Stored records
● ● ●
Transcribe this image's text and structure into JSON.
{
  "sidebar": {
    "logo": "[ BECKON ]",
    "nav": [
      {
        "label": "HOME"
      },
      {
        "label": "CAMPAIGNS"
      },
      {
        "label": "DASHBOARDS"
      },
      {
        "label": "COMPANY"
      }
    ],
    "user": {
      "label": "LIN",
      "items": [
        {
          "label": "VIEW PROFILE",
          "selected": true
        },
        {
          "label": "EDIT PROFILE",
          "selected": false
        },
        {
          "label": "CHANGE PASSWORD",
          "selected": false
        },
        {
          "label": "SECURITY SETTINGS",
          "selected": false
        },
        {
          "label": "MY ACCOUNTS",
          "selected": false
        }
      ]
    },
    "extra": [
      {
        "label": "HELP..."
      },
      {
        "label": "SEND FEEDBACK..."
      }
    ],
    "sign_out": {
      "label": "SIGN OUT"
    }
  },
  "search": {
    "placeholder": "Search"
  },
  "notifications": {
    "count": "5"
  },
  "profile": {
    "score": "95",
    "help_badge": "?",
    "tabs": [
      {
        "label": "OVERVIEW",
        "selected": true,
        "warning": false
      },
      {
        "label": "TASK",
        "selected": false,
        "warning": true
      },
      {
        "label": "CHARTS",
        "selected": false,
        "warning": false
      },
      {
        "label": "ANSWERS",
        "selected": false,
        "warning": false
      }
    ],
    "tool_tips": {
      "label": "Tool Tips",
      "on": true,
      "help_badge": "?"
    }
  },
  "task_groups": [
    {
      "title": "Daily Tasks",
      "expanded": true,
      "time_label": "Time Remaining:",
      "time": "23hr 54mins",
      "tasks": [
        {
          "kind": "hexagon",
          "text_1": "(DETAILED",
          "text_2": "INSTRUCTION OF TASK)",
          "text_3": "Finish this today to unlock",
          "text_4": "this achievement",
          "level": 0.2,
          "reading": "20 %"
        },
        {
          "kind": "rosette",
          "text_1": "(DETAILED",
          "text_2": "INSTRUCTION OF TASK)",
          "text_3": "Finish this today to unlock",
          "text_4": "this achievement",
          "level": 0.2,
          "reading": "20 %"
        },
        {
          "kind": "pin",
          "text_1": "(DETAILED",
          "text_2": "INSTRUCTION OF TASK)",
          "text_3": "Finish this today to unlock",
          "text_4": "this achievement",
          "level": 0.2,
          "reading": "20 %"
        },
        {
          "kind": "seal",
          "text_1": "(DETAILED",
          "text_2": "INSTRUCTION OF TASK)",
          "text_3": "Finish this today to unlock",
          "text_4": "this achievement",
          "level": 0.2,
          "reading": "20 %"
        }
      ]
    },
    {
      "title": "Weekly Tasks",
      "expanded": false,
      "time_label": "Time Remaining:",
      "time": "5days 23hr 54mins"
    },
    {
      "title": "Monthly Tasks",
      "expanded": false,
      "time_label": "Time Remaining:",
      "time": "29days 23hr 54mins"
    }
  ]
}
● ● ●
=== Stated goal ===
Set down each entry again, unchanged.

=== Answer below ===
Transcribe this image's text and structure into JSON.
{
  "sidebar": {
    "logo": "[ BECKON ]",
    "nav": [
      {
        "label": "HOME"
      },
      {
        "label": "CAMPAIGNS"
      },
      {
        "label": "DASHBOARDS"
      },
      {
        "label": "COMPANY"
      }
    ],
    "user": {
      "label": "LIN",
      "items": [
        {
          "label": "VIEW PROFILE",
          "selected": true
        },
        {
          "label": "EDIT PROFILE",
          "selected": false
        },
        {
          "label": "CHANGE PASSWORD",
          "selected": false
        },
        {
          "label": "SECURITY SETTINGS",
          "selected": false
        },
        {
          "label": "MY ACCOUNTS",
          "selected": false
        }
      ]
    },
    "extra": [
      {
        "label": "HELP..."
      },
      {
        "label": "SEND FEEDBACK..."
      }
    ],
    "sign_out": {
      "label": "SIGN OUT"
    }
  },
  "search": {
    "placeholder": "Search"
  },
  "notifications": {
    "count": "5"
  },
  "profile": {
    "score": "95",
    "help_badge": "?",
    "tabs": [
      {
        "label": "OVERVIEW",
        "selected": true,
        "warning": false
      },
      {
        "label": "TASK",
        "selected": false,
        "warning": true
      },
      {
        "label": "CHARTS",
        "selected": false,
        "warning": false
      },
      {
        "label": "ANSWERS",
        "selected": false,
        "warning": false
      }
    ],
    "tool_tips": {
      "label": "Tool Tips",
      "on": true,
      "help_badge": "?"
    }
  },
  "task_groups": [
    {
      "title": "Daily Tasks",
      "expanded": true,
      "time_label": "Time Remaining:",
      "time": "23hr 54mins",
      "tasks": [
        {
          "kind": "hexagon",
          "text_1": "(DETAILED",
          "text_2": "INSTRUCTION OF TASK)",
          "text_3": "Finish this today to unlock",
          "text_4": "this achievement",
          "level": 0.2,
          "reading": "20 %"
        },
        {
          "kind": "rosette",
          "text_1": "(DETAILED",
          "text_2": "INSTRUCTION OF TASK)",
          "text_3": "Finish this today to unlock",
          "text_4": "this achievement",
          "level": 0.2,
          "reading": "20 %"
        },
        {
          "kind": "pin",
          "text_1": "(DETAILED",
          "text_2": "INSTRUCTION OF TASK)",
          "text_3": "Finish this today to unlock",
          "text_4": "this achievement",
          "level": 0.2,
          "reading": "20 %"
        },
        {
          "kind": "seal",
          "text_1": "(DETAILED",
          "text_2": "INSTRUCTION OF TASK)",
          "text_3": "Finish this today to unlock",
          "text_4": "this achievement",
          "level": 0.2,
          "reading": "20 %"
        }
      ]
    },
    {
      "title": "Weekly Tasks",
      "expanded": false,
      "time_label": "Time Remaining:",
      "time": "5days 23hr 54mins"
    },
    {
      "title": "Monthly Tasks",
      "expanded": false,
      "time_label": "Time Remaining:",
      "time": "29days 23hr 54mins"
    }
  ]
}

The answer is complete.